··· DATASET RECORDS

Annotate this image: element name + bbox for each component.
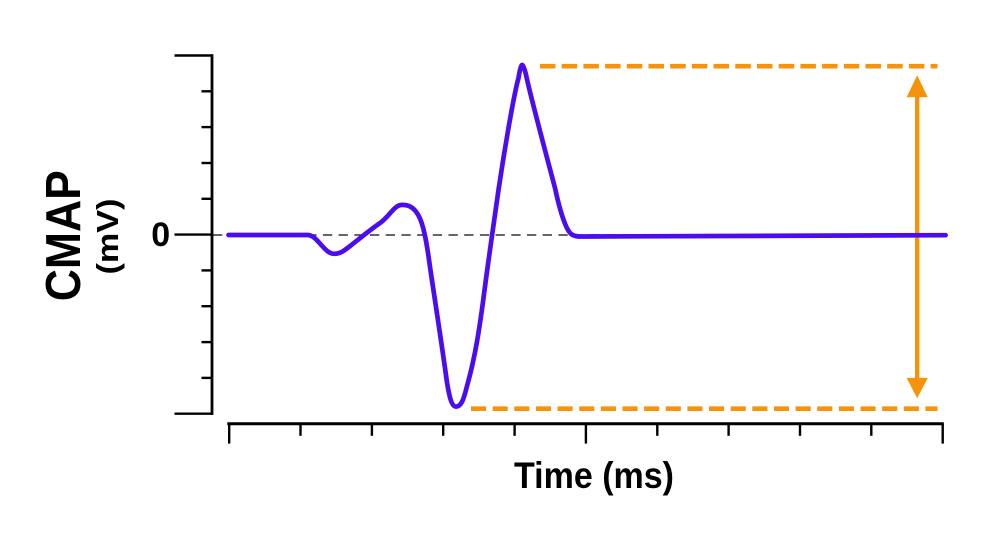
svg-text:CMAP: CMAP xyxy=(36,170,91,301)
svg-text:0: 0 xyxy=(151,216,170,254)
svg-text:Time (ms): Time (ms) xyxy=(514,454,674,496)
svg-text:(mV): (mV) xyxy=(90,199,125,275)
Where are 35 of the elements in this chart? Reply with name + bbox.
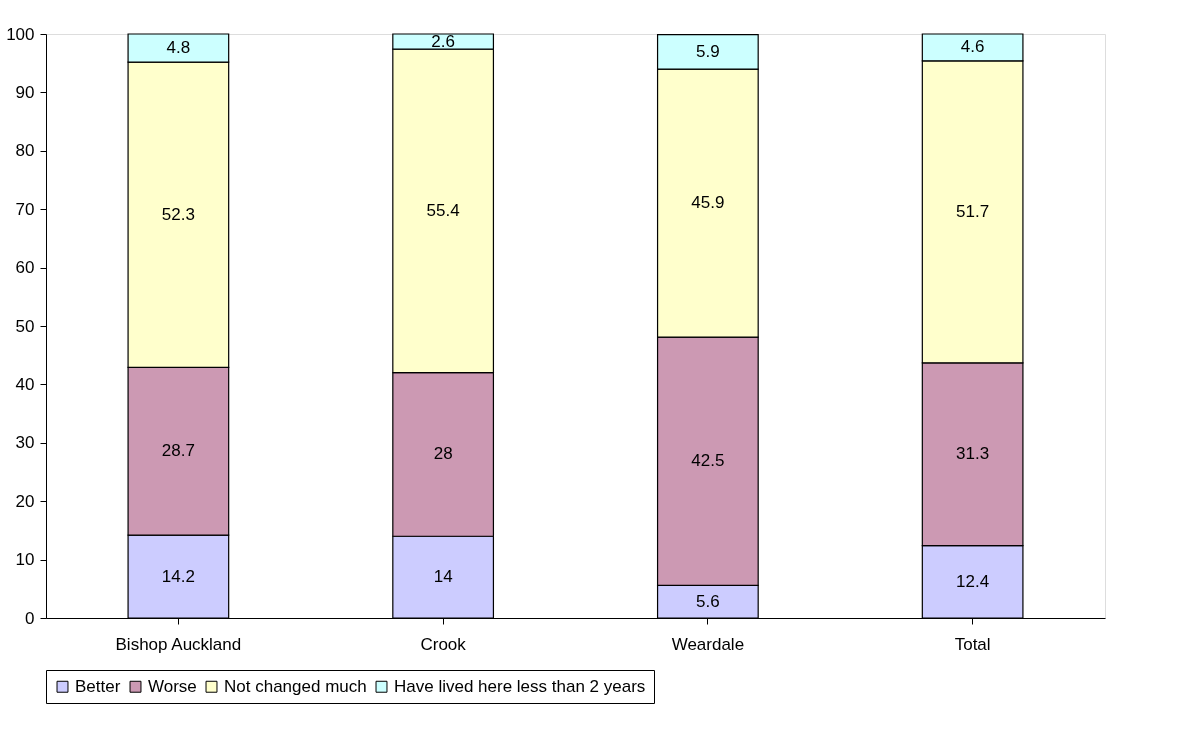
- y-tick-label: 100: [6, 24, 35, 44]
- data-label: 14: [433, 567, 453, 587]
- legend-label: Better: [75, 676, 121, 696]
- y-tick-label: 50: [15, 316, 35, 336]
- y-tick-label: 80: [15, 141, 35, 161]
- data-label: 51.7: [956, 201, 990, 221]
- x-tick-label: Crook: [420, 634, 467, 654]
- data-label: 42.5: [691, 451, 725, 471]
- y-tick-label: 70: [15, 199, 35, 219]
- x-tick-label: Bishop Auckland: [115, 634, 242, 654]
- data-label: 31.3: [956, 444, 990, 464]
- data-label: 28.7: [161, 441, 195, 461]
- data-label: 4.6: [960, 37, 985, 57]
- data-label: 12.4: [956, 571, 990, 591]
- data-label: 14.2: [161, 566, 195, 586]
- x-tick-label: Total: [954, 634, 991, 654]
- legend-label: Not changed much: [224, 676, 367, 696]
- y-tick-label: 40: [15, 374, 35, 394]
- data-label: 52.3: [161, 204, 195, 224]
- data-label: 5.9: [696, 41, 720, 61]
- data-label: 5.6: [696, 591, 720, 611]
- data-label: 2.6: [431, 31, 455, 51]
- legend-label: Worse: [148, 676, 197, 696]
- y-tick-label: 20: [15, 491, 35, 511]
- x-tick-label: Weardale: [671, 634, 745, 654]
- data-label: 28: [433, 444, 453, 464]
- y-tick-label: 90: [15, 82, 35, 102]
- y-tick-label: 60: [15, 258, 35, 278]
- data-label: 4.8: [166, 38, 191, 58]
- data-label: 45.9: [691, 193, 725, 213]
- data-label: 55.4: [426, 200, 460, 220]
- legend-label: Have lived here less than 2 years: [394, 676, 646, 696]
- y-tick-label: 30: [15, 433, 35, 453]
- y-tick-label: 0: [25, 608, 35, 628]
- y-tick-label: 10: [15, 550, 35, 570]
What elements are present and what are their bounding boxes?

······

EXERCISE TASK =>
Rewrite all of the material above with "data-label" changed to "value-label" everywhere it occurs, keeping every other line the same. Omit the pictures from your answer.

TASK OUTPUT =>
Annotate this image: element name + bbox for each component.
svg-text:CMAP: CMAP xyxy=(36,170,91,301)
svg-text:0: 0 xyxy=(151,216,170,254)
svg-text:Time (ms): Time (ms) xyxy=(514,454,674,496)
svg-text:(mV): (mV) xyxy=(90,199,125,275)
Where are 35 of the elements in this chart? Reply with name + bbox.
- y-tick-label: 100: [6, 24, 35, 44]
- value-label: 14: [433, 567, 453, 587]
- legend-label: Better: [75, 676, 121, 696]
- y-tick-label: 50: [15, 316, 35, 336]
- y-tick-label: 80: [15, 141, 35, 161]
- value-label: 51.7: [956, 201, 990, 221]
- x-tick-label: Crook: [420, 634, 467, 654]
- value-label: 42.5: [691, 451, 725, 471]
- y-tick-label: 70: [15, 199, 35, 219]
- x-tick-label: Bishop Auckland: [115, 634, 242, 654]
- value-label: 31.3: [956, 444, 990, 464]
- value-label: 28.7: [161, 441, 195, 461]
- value-label: 4.6: [960, 37, 985, 57]
- value-label: 12.4: [956, 571, 990, 591]
- value-label: 14.2: [161, 566, 195, 586]
- x-tick-label: Total: [954, 634, 991, 654]
- legend-label: Not changed much: [224, 676, 367, 696]
- y-tick-label: 40: [15, 374, 35, 394]
- value-label: 52.3: [161, 204, 195, 224]
- value-label: 5.9: [696, 41, 720, 61]
- value-label: 5.6: [696, 591, 720, 611]
- value-label: 2.6: [431, 31, 455, 51]
- legend-label: Worse: [148, 676, 197, 696]
- y-tick-label: 20: [15, 491, 35, 511]
- x-tick-label: Weardale: [671, 634, 745, 654]
- value-label: 28: [433, 444, 453, 464]
- y-tick-label: 90: [15, 82, 35, 102]
- y-tick-label: 60: [15, 258, 35, 278]
- value-label: 4.8: [166, 38, 191, 58]
- value-label: 45.9: [691, 193, 725, 213]
- value-label: 55.4: [426, 200, 460, 220]
- legend-label: Have lived here less than 2 years: [394, 676, 646, 696]
- y-tick-label: 30: [15, 433, 35, 453]
- y-tick-label: 0: [25, 608, 35, 628]
- y-tick-label: 10: [15, 550, 35, 570]
What elements are present and what are their bounding boxes?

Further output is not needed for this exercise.